begin ITEMS

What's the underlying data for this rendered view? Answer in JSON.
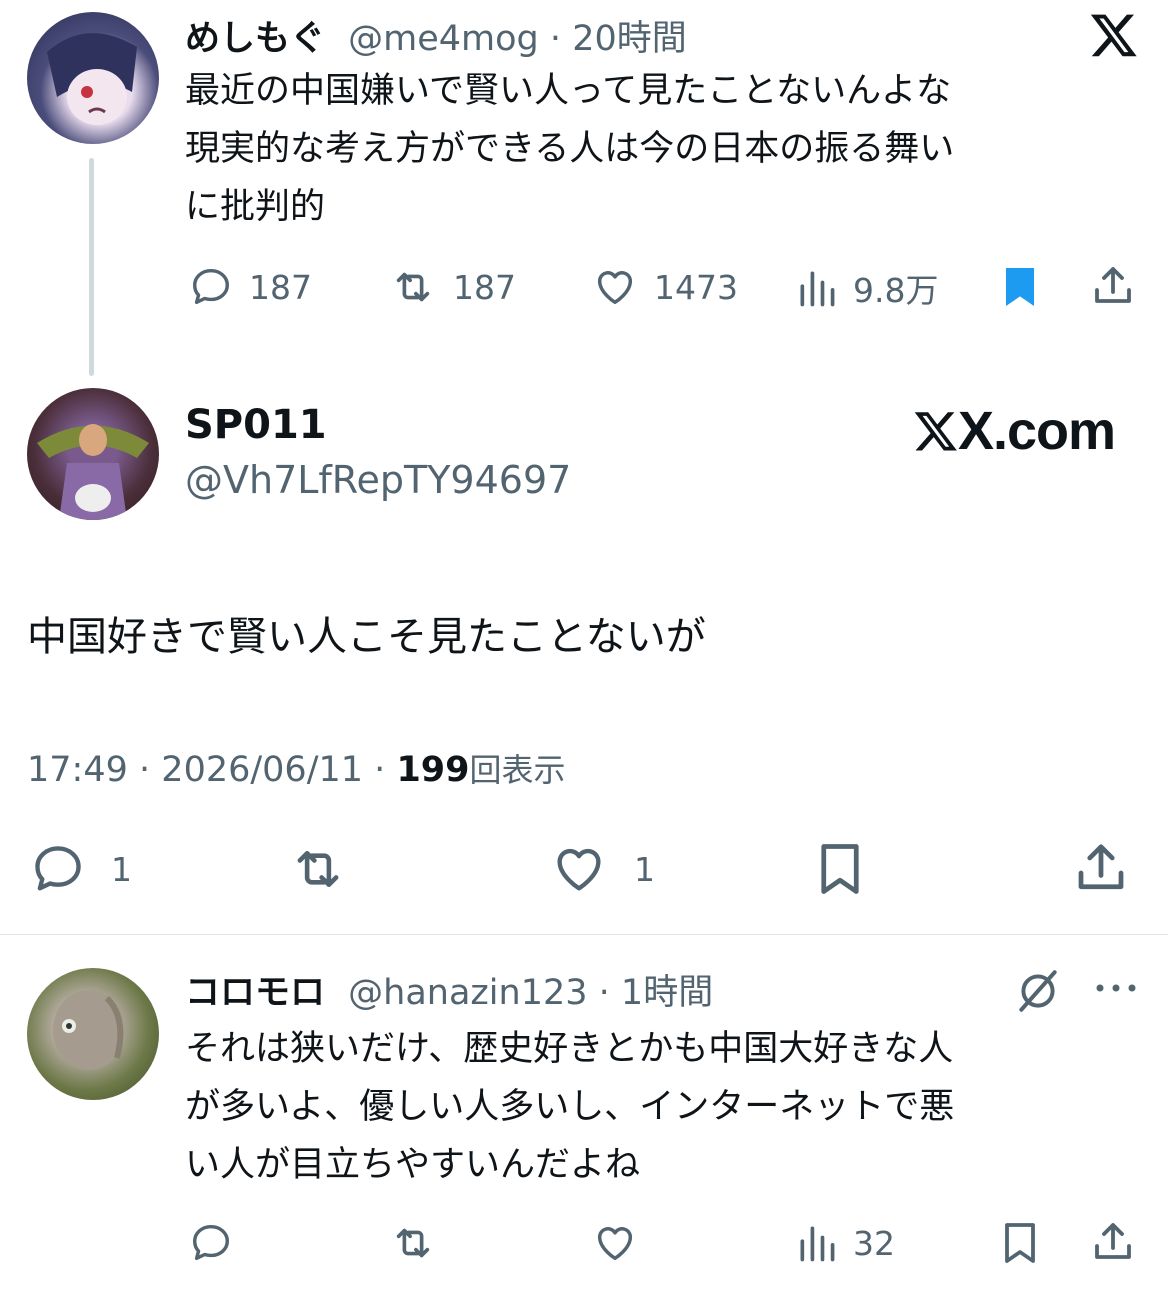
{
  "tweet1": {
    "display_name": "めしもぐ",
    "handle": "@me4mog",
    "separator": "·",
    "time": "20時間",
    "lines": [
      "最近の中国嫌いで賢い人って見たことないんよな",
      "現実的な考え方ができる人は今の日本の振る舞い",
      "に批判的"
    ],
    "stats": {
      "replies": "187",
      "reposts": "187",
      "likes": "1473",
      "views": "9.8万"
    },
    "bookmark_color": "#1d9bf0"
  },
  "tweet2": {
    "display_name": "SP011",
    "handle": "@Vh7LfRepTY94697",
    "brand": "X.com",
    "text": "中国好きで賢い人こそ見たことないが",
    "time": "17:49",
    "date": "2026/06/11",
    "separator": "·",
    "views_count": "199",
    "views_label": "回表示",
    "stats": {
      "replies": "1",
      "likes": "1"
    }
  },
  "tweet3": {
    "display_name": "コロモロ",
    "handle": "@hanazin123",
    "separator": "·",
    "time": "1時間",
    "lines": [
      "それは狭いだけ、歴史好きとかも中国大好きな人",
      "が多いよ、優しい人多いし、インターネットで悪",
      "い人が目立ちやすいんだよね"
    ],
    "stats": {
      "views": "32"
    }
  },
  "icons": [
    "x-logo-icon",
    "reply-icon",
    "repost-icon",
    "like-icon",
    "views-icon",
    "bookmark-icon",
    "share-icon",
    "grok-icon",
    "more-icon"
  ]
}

end ITEMS

Report all lines of the data that include the word "handle".

SOLUTION FOR THIS EXERCISE >>
    "handle": "@me4mog",
    "handle": "@Vh7LfRepTY94697",
    "handle": "@hanazin123",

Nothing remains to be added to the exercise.